§ **Prompt**:
Only the pictures are omitted; repeat all other data exactly.
========================
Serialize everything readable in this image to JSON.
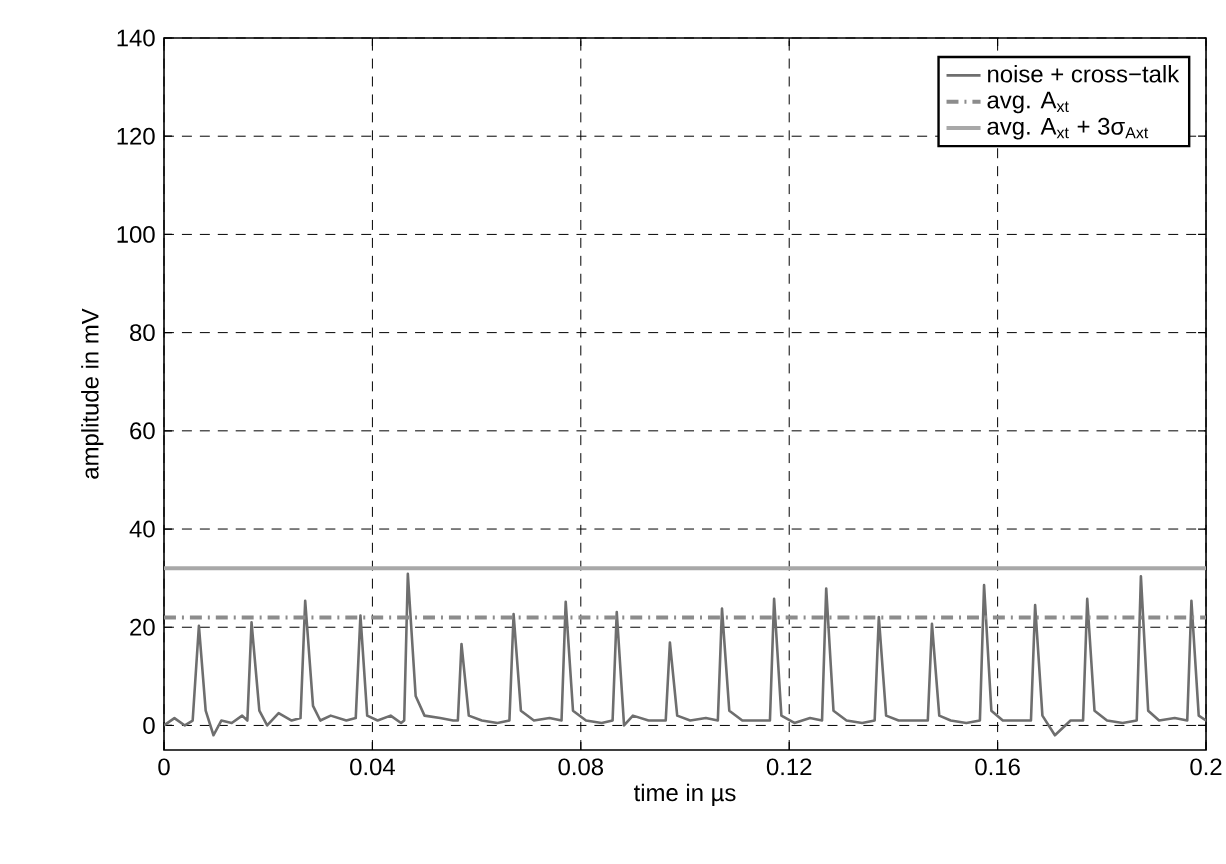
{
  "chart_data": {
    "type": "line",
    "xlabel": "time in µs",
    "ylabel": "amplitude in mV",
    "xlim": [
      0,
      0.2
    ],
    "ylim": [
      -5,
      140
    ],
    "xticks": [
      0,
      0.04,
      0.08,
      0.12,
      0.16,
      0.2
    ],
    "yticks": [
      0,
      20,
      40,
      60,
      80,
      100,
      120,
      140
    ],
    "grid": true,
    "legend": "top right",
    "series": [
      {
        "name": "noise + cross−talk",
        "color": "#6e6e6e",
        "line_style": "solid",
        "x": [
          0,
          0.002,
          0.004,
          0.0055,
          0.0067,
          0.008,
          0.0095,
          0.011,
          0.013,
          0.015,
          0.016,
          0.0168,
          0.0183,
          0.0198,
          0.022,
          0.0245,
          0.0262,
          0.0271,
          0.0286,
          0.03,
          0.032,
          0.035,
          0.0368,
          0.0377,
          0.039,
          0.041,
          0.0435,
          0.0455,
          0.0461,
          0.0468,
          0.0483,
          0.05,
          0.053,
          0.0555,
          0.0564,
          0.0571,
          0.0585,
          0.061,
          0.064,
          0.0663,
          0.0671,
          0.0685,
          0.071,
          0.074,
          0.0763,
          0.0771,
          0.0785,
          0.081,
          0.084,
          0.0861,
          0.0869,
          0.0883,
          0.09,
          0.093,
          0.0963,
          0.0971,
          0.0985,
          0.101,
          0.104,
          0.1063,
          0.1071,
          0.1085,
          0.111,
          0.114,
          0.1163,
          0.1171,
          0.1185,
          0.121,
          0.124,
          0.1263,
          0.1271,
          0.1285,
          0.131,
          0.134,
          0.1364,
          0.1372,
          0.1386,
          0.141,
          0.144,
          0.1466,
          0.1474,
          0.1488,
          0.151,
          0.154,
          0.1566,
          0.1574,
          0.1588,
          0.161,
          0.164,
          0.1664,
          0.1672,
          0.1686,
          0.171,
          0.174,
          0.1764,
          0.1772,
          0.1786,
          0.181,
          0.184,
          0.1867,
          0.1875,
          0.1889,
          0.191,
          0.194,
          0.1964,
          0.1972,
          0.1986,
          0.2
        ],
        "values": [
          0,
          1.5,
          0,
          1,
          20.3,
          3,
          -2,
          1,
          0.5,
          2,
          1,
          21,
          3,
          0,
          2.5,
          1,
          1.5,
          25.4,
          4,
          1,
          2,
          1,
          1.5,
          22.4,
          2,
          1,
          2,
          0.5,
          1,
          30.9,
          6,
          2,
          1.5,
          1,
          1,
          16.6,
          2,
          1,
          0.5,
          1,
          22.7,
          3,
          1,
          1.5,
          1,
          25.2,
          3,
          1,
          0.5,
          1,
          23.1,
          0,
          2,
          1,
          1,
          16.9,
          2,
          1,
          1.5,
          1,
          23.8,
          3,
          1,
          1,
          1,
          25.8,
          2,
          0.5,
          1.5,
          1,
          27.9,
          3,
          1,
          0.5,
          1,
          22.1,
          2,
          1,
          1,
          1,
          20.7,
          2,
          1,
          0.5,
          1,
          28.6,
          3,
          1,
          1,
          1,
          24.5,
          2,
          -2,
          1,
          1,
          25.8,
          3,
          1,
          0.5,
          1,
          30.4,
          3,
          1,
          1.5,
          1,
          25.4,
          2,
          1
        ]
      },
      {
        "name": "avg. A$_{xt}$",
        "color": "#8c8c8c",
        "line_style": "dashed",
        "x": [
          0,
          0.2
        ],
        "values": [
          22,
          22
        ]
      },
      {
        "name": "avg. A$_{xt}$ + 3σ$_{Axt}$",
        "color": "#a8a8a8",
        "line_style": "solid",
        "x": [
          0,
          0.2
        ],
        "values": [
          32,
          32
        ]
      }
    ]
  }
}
========================
§ **Response to the task**:
Serialize everything readable in this image to JSON.
{
  "chart_data": {
    "type": "line",
    "xlabel": "time in µs",
    "ylabel": "amplitude in mV",
    "xlim": [
      0,
      0.2
    ],
    "ylim": [
      -5,
      140
    ],
    "xticks": [
      0,
      0.04,
      0.08,
      0.12,
      0.16,
      0.2
    ],
    "yticks": [
      0,
      20,
      40,
      60,
      80,
      100,
      120,
      140
    ],
    "grid": true,
    "legend": "top right",
    "series": [
      {
        "name": "noise + cross−talk",
        "color": "#6e6e6e",
        "line_style": "solid",
        "x": [
          0,
          0.002,
          0.004,
          0.0055,
          0.0067,
          0.008,
          0.0095,
          0.011,
          0.013,
          0.015,
          0.016,
          0.0168,
          0.0183,
          0.0198,
          0.022,
          0.0245,
          0.0262,
          0.0271,
          0.0286,
          0.03,
          0.032,
          0.035,
          0.0368,
          0.0377,
          0.039,
          0.041,
          0.0435,
          0.0455,
          0.0461,
          0.0468,
          0.0483,
          0.05,
          0.053,
          0.0555,
          0.0564,
          0.0571,
          0.0585,
          0.061,
          0.064,
          0.0663,
          0.0671,
          0.0685,
          0.071,
          0.074,
          0.0763,
          0.0771,
          0.0785,
          0.081,
          0.084,
          0.0861,
          0.0869,
          0.0883,
          0.09,
          0.093,
          0.0963,
          0.0971,
          0.0985,
          0.101,
          0.104,
          0.1063,
          0.1071,
          0.1085,
          0.111,
          0.114,
          0.1163,
          0.1171,
          0.1185,
          0.121,
          0.124,
          0.1263,
          0.1271,
          0.1285,
          0.131,
          0.134,
          0.1364,
          0.1372,
          0.1386,
          0.141,
          0.144,
          0.1466,
          0.1474,
          0.1488,
          0.151,
          0.154,
          0.1566,
          0.1574,
          0.1588,
          0.161,
          0.164,
          0.1664,
          0.1672,
          0.1686,
          0.171,
          0.174,
          0.1764,
          0.1772,
          0.1786,
          0.181,
          0.184,
          0.1867,
          0.1875,
          0.1889,
          0.191,
          0.194,
          0.1964,
          0.1972,
          0.1986,
          0.2
        ],
        "values": [
          0,
          1.5,
          0,
          1,
          20.3,
          3,
          -2,
          1,
          0.5,
          2,
          1,
          21,
          3,
          0,
          2.5,
          1,
          1.5,
          25.4,
          4,
          1,
          2,
          1,
          1.5,
          22.4,
          2,
          1,
          2,
          0.5,
          1,
          30.9,
          6,
          2,
          1.5,
          1,
          1,
          16.6,
          2,
          1,
          0.5,
          1,
          22.7,
          3,
          1,
          1.5,
          1,
          25.2,
          3,
          1,
          0.5,
          1,
          23.1,
          0,
          2,
          1,
          1,
          16.9,
          2,
          1,
          1.5,
          1,
          23.8,
          3,
          1,
          1,
          1,
          25.8,
          2,
          0.5,
          1.5,
          1,
          27.9,
          3,
          1,
          0.5,
          1,
          22.1,
          2,
          1,
          1,
          1,
          20.7,
          2,
          1,
          0.5,
          1,
          28.6,
          3,
          1,
          1,
          1,
          24.5,
          2,
          -2,
          1,
          1,
          25.8,
          3,
          1,
          0.5,
          1,
          30.4,
          3,
          1,
          1.5,
          1,
          25.4,
          2,
          1
        ]
      },
      {
        "name": "avg. A$_{xt}$",
        "color": "#8c8c8c",
        "line_style": "dashed",
        "x": [
          0,
          0.2
        ],
        "values": [
          22,
          22
        ]
      },
      {
        "name": "avg. A$_{xt}$ + 3σ$_{Axt}$",
        "color": "#a8a8a8",
        "line_style": "solid",
        "x": [
          0,
          0.2
        ],
        "values": [
          32,
          32
        ]
      }
    ]
  }
}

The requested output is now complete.